--- Start of Task input ---

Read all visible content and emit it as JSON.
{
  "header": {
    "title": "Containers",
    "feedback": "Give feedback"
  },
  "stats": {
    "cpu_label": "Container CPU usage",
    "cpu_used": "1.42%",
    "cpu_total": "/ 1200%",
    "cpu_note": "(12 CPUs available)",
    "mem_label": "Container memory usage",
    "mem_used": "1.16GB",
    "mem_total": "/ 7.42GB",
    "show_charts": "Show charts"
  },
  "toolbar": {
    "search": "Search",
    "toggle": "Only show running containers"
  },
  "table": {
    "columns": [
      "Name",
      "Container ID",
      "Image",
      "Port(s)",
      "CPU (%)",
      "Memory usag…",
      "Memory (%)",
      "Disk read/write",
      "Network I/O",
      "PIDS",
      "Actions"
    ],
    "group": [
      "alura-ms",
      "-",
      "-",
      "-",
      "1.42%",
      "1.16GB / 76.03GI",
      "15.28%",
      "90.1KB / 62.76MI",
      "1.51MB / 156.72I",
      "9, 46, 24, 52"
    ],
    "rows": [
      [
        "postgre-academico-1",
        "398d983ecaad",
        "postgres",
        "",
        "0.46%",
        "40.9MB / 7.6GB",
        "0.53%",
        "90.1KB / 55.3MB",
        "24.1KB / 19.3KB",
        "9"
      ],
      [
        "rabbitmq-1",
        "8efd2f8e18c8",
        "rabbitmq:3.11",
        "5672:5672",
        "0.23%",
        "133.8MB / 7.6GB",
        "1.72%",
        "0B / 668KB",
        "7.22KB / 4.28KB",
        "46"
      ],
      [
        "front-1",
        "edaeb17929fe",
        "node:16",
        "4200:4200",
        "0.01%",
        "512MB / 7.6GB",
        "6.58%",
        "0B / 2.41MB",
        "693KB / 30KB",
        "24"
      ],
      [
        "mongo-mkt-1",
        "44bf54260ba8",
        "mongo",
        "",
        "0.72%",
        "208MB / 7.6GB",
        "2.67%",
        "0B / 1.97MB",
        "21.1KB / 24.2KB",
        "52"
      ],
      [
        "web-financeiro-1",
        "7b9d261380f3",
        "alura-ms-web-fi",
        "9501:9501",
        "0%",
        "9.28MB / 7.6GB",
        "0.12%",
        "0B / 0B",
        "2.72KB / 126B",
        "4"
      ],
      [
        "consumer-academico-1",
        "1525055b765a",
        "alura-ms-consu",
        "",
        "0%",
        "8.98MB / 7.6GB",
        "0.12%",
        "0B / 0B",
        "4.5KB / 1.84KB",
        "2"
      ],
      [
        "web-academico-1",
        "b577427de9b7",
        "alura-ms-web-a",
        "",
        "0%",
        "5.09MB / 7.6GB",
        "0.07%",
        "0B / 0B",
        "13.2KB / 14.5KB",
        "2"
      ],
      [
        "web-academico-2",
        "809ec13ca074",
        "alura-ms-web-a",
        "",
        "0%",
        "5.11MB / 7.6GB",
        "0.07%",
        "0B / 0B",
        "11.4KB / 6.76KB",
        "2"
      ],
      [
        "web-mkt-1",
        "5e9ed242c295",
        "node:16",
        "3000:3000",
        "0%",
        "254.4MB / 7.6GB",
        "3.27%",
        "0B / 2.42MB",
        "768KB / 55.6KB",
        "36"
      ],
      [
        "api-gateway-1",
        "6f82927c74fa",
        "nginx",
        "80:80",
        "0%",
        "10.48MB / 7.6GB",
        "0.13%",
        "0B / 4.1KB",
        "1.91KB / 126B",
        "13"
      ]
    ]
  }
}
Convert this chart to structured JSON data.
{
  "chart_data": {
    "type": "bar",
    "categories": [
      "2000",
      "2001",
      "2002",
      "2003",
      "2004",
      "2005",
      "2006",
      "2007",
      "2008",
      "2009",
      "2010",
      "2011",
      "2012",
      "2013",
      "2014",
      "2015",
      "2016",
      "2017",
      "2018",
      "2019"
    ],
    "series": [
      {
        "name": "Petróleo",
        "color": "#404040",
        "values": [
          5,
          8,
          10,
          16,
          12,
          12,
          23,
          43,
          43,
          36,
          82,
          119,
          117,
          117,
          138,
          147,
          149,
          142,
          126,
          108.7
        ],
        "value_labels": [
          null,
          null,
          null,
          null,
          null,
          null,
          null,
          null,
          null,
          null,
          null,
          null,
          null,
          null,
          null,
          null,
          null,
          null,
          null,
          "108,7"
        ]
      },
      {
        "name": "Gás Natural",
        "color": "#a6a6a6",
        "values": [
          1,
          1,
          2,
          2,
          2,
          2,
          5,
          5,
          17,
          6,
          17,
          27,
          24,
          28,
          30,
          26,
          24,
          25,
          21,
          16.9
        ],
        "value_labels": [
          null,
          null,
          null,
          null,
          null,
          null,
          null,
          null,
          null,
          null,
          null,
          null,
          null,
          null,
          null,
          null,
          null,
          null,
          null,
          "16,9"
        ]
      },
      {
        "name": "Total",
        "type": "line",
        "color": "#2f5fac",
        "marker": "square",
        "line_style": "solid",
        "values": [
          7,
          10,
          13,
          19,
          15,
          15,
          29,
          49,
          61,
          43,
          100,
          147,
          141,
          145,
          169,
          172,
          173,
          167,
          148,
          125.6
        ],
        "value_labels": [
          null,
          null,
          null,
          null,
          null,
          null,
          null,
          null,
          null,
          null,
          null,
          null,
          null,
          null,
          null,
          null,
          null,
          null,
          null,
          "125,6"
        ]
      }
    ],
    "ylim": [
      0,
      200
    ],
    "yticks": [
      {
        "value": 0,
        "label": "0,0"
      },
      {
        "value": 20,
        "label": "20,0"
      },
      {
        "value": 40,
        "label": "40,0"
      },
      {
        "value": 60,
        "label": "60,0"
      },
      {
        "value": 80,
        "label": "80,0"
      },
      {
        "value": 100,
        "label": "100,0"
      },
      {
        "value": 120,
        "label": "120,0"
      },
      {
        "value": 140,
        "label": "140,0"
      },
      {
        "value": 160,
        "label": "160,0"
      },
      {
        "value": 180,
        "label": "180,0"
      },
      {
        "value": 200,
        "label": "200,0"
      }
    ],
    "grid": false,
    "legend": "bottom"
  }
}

--- End of Task input ---

Direction → Exactly as shown above, return every record.

Answer to the task →
Read all visible content and emit it as JSON.
{
  "header": {
    "title": "Containers",
    "feedback": "Give feedback"
  },
  "stats": {
    "cpu_label": "Container CPU usage",
    "cpu_used": "1.42%",
    "cpu_total": "/ 1200%",
    "cpu_note": "(12 CPUs available)",
    "mem_label": "Container memory usage",
    "mem_used": "1.16GB",
    "mem_total": "/ 7.42GB",
    "show_charts": "Show charts"
  },
  "toolbar": {
    "search": "Search",
    "toggle": "Only show running containers"
  },
  "table": {
    "columns": [
      "Name",
      "Container ID",
      "Image",
      "Port(s)",
      "CPU (%)",
      "Memory usag…",
      "Memory (%)",
      "Disk read/write",
      "Network I/O",
      "PIDS",
      "Actions"
    ],
    "group": [
      "alura-ms",
      "-",
      "-",
      "-",
      "1.42%",
      "1.16GB / 76.03GI",
      "15.28%",
      "90.1KB / 62.76MI",
      "1.51MB / 156.72I",
      "9, 46, 24, 52"
    ],
    "rows": [
      [
        "postgre-academico-1",
        "398d983ecaad",
        "postgres",
        "",
        "0.46%",
        "40.9MB / 7.6GB",
        "0.53%",
        "90.1KB / 55.3MB",
        "24.1KB / 19.3KB",
        "9"
      ],
      [
        "rabbitmq-1",
        "8efd2f8e18c8",
        "rabbitmq:3.11",
        "5672:5672",
        "0.23%",
        "133.8MB / 7.6GB",
        "1.72%",
        "0B / 668KB",
        "7.22KB / 4.28KB",
        "46"
      ],
      [
        "front-1",
        "edaeb17929fe",
        "node:16",
        "4200:4200",
        "0.01%",
        "512MB / 7.6GB",
        "6.58%",
        "0B / 2.41MB",
        "693KB / 30KB",
        "24"
      ],
      [
        "mongo-mkt-1",
        "44bf54260ba8",
        "mongo",
        "",
        "0.72%",
        "208MB / 7.6GB",
        "2.67%",
        "0B / 1.97MB",
        "21.1KB / 24.2KB",
        "52"
      ],
      [
        "web-financeiro-1",
        "7b9d261380f3",
        "alura-ms-web-fi",
        "9501:9501",
        "0%",
        "9.28MB / 7.6GB",
        "0.12%",
        "0B / 0B",
        "2.72KB / 126B",
        "4"
      ],
      [
        "consumer-academico-1",
        "1525055b765a",
        "alura-ms-consu",
        "",
        "0%",
        "8.98MB / 7.6GB",
        "0.12%",
        "0B / 0B",
        "4.5KB / 1.84KB",
        "2"
      ],
      [
        "web-academico-1",
        "b577427de9b7",
        "alura-ms-web-a",
        "",
        "0%",
        "5.09MB / 7.6GB",
        "0.07%",
        "0B / 0B",
        "13.2KB / 14.5KB",
        "2"
      ],
      [
        "web-academico-2",
        "809ec13ca074",
        "alura-ms-web-a",
        "",
        "0%",
        "5.11MB / 7.6GB",
        "0.07%",
        "0B / 0B",
        "11.4KB / 6.76KB",
        "2"
      ],
      [
        "web-mkt-1",
        "5e9ed242c295",
        "node:16",
        "3000:3000",
        "0%",
        "254.4MB / 7.6GB",
        "3.27%",
        "0B / 2.42MB",
        "768KB / 55.6KB",
        "36"
      ],
      [
        "api-gateway-1",
        "6f82927c74fa",
        "nginx",
        "80:80",
        "0%",
        "10.48MB / 7.6GB",
        "0.13%",
        "0B / 4.1KB",
        "1.91KB / 126B",
        "13"
      ]
    ]
  }
}
Convert this chart to structured JSON data.
{
  "chart_data": {
    "type": "bar",
    "categories": [
      "2000",
      "2001",
      "2002",
      "2003",
      "2004",
      "2005",
      "2006",
      "2007",
      "2008",
      "2009",
      "2010",
      "2011",
      "2012",
      "2013",
      "2014",
      "2015",
      "2016",
      "2017",
      "2018",
      "2019"
    ],
    "series": [
      {
        "name": "Petróleo",
        "color": "#404040",
        "values": [
          5,
          8,
          10,
          16,
          12,
          12,
          23,
          43,
          43,
          36,
          82,
          119,
          117,
          117,
          138,
          147,
          149,
          142,
          126,
          108.7
        ],
        "value_labels": [
          null,
          null,
          null,
          null,
          null,
          null,
          null,
          null,
          null,
          null,
          null,
          null,
          null,
          null,
          null,
          null,
          null,
          null,
          null,
          "108,7"
        ]
      },
      {
        "name": "Gás Natural",
        "color": "#a6a6a6",
        "values": [
          1,
          1,
          2,
          2,
          2,
          2,
          5,
          5,
          17,
          6,
          17,
          27,
          24,
          28,
          30,
          26,
          24,
          25,
          21,
          16.9
        ],
        "value_labels": [
          null,
          null,
          null,
          null,
          null,
          null,
          null,
          null,
          null,
          null,
          null,
          null,
          null,
          null,
          null,
          null,
          null,
          null,
          null,
          "16,9"
        ]
      },
      {
        "name": "Total",
        "type": "line",
        "color": "#2f5fac",
        "marker": "square",
        "line_style": "solid",
        "values": [
          7,
          10,
          13,
          19,
          15,
          15,
          29,
          49,
          61,
          43,
          100,
          147,
          141,
          145,
          169,
          172,
          173,
          167,
          148,
          125.6
        ],
        "value_labels": [
          null,
          null,
          null,
          null,
          null,
          null,
          null,
          null,
          null,
          null,
          null,
          null,
          null,
          null,
          null,
          null,
          null,
          null,
          null,
          "125,6"
        ]
      }
    ],
    "ylim": [
      0,
      200
    ],
    "yticks": [
      {
        "value": 0,
        "label": "0,0"
      },
      {
        "value": 20,
        "label": "20,0"
      },
      {
        "value": 40,
        "label": "40,0"
      },
      {
        "value": 60,
        "label": "60,0"
      },
      {
        "value": 80,
        "label": "80,0"
      },
      {
        "value": 100,
        "label": "100,0"
      },
      {
        "value": 120,
        "label": "120,0"
      },
      {
        "value": 140,
        "label": "140,0"
      },
      {
        "value": 160,
        "label": "160,0"
      },
      {
        "value": 180,
        "label": "180,0"
      },
      {
        "value": 200,
        "label": "200,0"
      }
    ],
    "grid": false,
    "legend": "bottom"
  }
}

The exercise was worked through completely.